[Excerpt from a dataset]
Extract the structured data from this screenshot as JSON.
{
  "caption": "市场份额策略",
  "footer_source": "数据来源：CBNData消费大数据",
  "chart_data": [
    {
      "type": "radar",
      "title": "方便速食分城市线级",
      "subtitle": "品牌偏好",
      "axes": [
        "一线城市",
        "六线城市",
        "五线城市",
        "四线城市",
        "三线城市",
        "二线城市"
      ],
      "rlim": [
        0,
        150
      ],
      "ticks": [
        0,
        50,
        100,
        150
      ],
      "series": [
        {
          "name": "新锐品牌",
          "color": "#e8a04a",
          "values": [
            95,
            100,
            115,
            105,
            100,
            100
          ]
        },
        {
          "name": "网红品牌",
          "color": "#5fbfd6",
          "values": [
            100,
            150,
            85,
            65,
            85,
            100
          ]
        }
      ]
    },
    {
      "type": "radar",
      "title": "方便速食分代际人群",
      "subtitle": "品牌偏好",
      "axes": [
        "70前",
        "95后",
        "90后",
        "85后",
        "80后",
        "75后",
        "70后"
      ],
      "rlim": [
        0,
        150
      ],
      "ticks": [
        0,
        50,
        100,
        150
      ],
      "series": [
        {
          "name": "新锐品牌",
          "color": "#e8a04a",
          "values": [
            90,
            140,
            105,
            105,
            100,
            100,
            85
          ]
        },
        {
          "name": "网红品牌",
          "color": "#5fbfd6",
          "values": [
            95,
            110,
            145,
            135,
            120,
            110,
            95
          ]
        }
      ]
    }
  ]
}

▸ Work instructions
Each record should come back exactly as written.

▸ Answer to the problem
Extract the structured data from this screenshot as JSON.
{
  "caption": "市场份额策略",
  "footer_source": "数据来源：CBNData消费大数据",
  "chart_data": [
    {
      "type": "radar",
      "title": "方便速食分城市线级",
      "subtitle": "品牌偏好",
      "axes": [
        "一线城市",
        "六线城市",
        "五线城市",
        "四线城市",
        "三线城市",
        "二线城市"
      ],
      "rlim": [
        0,
        150
      ],
      "ticks": [
        0,
        50,
        100,
        150
      ],
      "series": [
        {
          "name": "新锐品牌",
          "color": "#e8a04a",
          "values": [
            95,
            100,
            115,
            105,
            100,
            100
          ]
        },
        {
          "name": "网红品牌",
          "color": "#5fbfd6",
          "values": [
            100,
            150,
            85,
            65,
            85,
            100
          ]
        }
      ]
    },
    {
      "type": "radar",
      "title": "方便速食分代际人群",
      "subtitle": "品牌偏好",
      "axes": [
        "70前",
        "95后",
        "90后",
        "85后",
        "80后",
        "75后",
        "70后"
      ],
      "rlim": [
        0,
        150
      ],
      "ticks": [
        0,
        50,
        100,
        150
      ],
      "series": [
        {
          "name": "新锐品牌",
          "color": "#e8a04a",
          "values": [
            90,
            140,
            105,
            105,
            100,
            100,
            85
          ]
        },
        {
          "name": "网红品牌",
          "color": "#5fbfd6",
          "values": [
            95,
            110,
            145,
            135,
            120,
            110,
            95
          ]
        }
      ]
    }
  ]
}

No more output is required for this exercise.